::: DATA PROVIDED :::

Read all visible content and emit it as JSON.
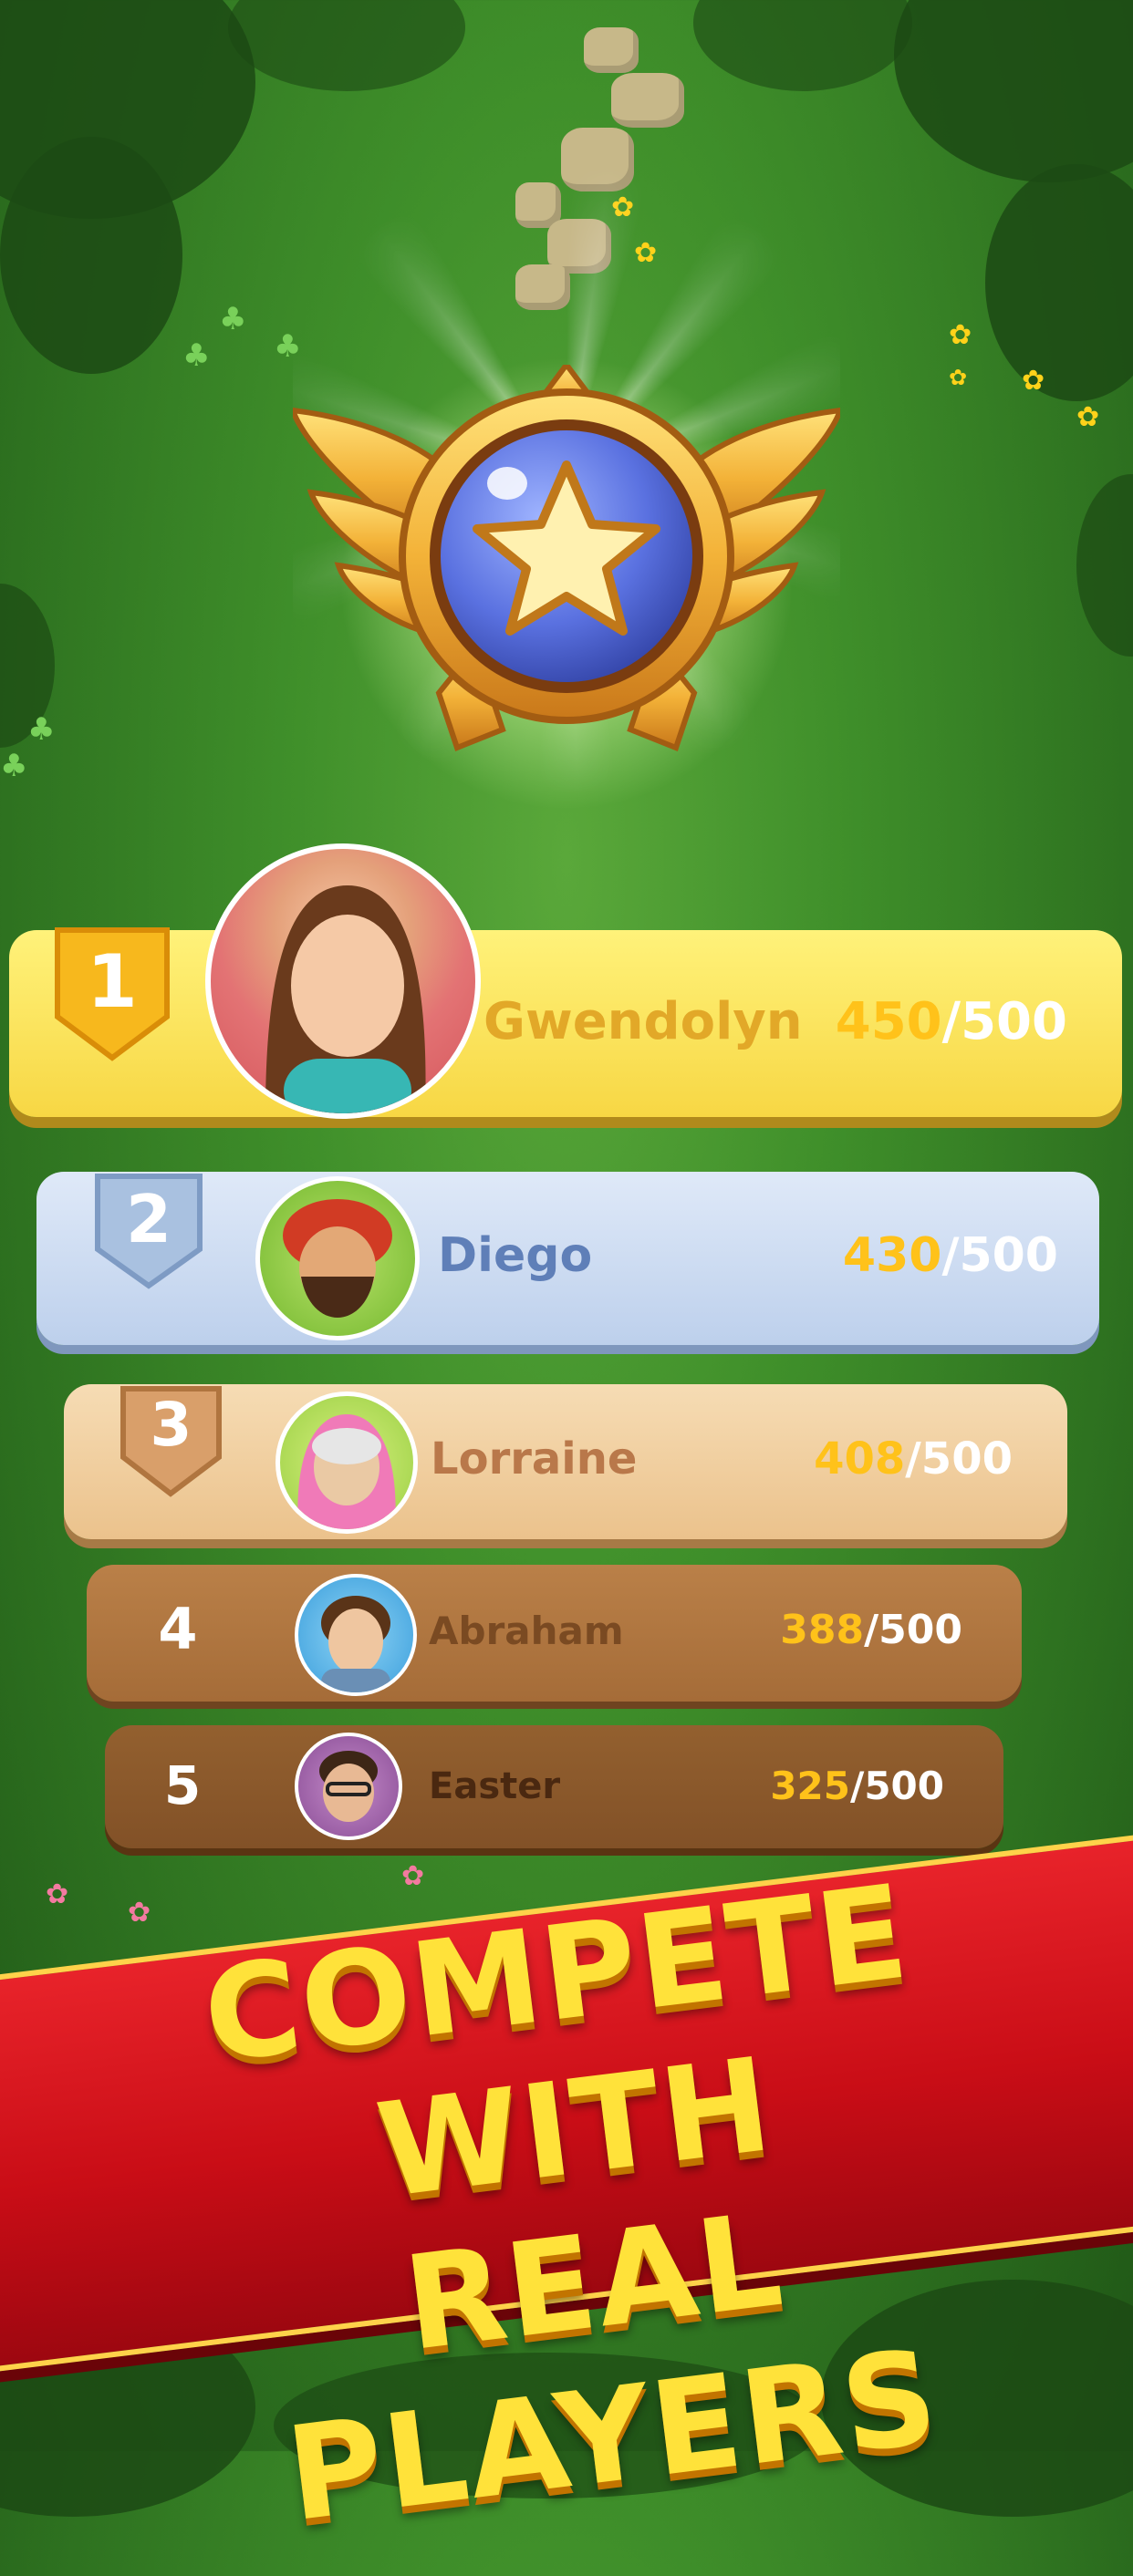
{
  "leaderboard": [
    {
      "rank": "1",
      "name": "Gwendolyn",
      "score": "450",
      "max": "/500"
    },
    {
      "rank": "2",
      "name": "Diego",
      "score": "430",
      "max": "/500"
    },
    {
      "rank": "3",
      "name": "Lorraine",
      "score": "408",
      "max": "/500"
    },
    {
      "rank": "4",
      "name": "Abraham",
      "score": "388",
      "max": "/500"
    },
    {
      "rank": "5",
      "name": "Easter",
      "score": "325",
      "max": "/500"
    }
  ],
  "banner": {
    "line1": "COMPETE WITH",
    "line2": "REAL PLAYERS"
  },
  "colors": {
    "gold_row": "#fce45a",
    "silver_row": "#c9daf0",
    "bronze_row": "#f1cd9c",
    "brown_row_4": "#b07640",
    "brown_row_5": "#8e5a2e",
    "score_accent": "#ffc21a",
    "banner_red": "#d8141c",
    "banner_text": "#ffe23a"
  }
}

:::

*REQUIRED TASK*:
Repeat the listing in full and exactly. Do not include any images.

*COMPLETE RESPONSE*:
Read all visible content and emit it as JSON.
{
  "leaderboard": [
    {
      "rank": "1",
      "name": "Gwendolyn",
      "score": "450",
      "max": "/500"
    },
    {
      "rank": "2",
      "name": "Diego",
      "score": "430",
      "max": "/500"
    },
    {
      "rank": "3",
      "name": "Lorraine",
      "score": "408",
      "max": "/500"
    },
    {
      "rank": "4",
      "name": "Abraham",
      "score": "388",
      "max": "/500"
    },
    {
      "rank": "5",
      "name": "Easter",
      "score": "325",
      "max": "/500"
    }
  ],
  "banner": {
    "line1": "COMPETE WITH",
    "line2": "REAL PLAYERS"
  },
  "colors": {
    "gold_row": "#fce45a",
    "silver_row": "#c9daf0",
    "bronze_row": "#f1cd9c",
    "brown_row_4": "#b07640",
    "brown_row_5": "#8e5a2e",
    "score_accent": "#ffc21a",
    "banner_red": "#d8141c",
    "banner_text": "#ffe23a"
  }
}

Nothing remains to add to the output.